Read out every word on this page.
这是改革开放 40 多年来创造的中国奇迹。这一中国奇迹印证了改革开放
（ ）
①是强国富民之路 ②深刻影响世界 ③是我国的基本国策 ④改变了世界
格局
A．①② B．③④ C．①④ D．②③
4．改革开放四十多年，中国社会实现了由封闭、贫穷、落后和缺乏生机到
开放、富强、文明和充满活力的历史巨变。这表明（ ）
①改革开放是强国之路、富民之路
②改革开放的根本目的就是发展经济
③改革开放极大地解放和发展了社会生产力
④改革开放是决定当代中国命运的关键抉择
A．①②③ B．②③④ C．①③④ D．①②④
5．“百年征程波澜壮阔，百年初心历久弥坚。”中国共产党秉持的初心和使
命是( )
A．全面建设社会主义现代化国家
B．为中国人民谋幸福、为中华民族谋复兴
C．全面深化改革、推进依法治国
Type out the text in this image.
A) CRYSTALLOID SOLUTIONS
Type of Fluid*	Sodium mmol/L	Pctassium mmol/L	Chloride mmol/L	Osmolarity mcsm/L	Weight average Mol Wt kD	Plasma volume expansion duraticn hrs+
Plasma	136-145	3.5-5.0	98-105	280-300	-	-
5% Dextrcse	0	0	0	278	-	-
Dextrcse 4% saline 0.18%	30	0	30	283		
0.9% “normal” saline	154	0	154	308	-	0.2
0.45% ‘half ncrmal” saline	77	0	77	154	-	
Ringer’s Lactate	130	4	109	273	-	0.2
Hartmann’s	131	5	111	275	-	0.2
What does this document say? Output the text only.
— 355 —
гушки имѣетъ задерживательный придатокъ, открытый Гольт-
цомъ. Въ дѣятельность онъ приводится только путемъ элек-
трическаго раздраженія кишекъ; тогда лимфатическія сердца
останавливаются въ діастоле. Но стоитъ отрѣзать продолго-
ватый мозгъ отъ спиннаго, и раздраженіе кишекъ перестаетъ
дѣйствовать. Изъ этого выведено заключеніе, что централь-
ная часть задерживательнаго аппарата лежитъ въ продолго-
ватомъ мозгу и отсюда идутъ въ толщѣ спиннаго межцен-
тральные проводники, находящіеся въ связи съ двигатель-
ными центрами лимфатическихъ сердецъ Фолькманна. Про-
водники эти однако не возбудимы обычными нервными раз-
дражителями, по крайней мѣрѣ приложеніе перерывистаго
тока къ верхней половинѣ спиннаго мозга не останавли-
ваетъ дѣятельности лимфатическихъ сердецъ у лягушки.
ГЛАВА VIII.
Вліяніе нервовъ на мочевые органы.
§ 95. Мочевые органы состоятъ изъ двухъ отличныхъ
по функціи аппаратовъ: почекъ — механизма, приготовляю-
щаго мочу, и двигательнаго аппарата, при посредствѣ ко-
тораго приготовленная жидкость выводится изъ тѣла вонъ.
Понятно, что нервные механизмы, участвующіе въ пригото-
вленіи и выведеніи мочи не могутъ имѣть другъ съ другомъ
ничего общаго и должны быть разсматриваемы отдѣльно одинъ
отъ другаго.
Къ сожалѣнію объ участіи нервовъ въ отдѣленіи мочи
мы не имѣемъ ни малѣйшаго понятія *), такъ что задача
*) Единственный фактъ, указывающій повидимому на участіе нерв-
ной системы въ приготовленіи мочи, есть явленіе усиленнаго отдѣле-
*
****************
> [Task to carry out]: Copy all lines from the entries that contain the word "мочи".

> [Written answer]:
вленіи и выведеніи мочи не могутъ имѣть другъ съ другомъ
Къ сожалѣнію объ участіи нервовъ въ отдѣленіи мочи
ной системы въ приготовленіи мочи, есть явленіе усиленнаго отдѣле-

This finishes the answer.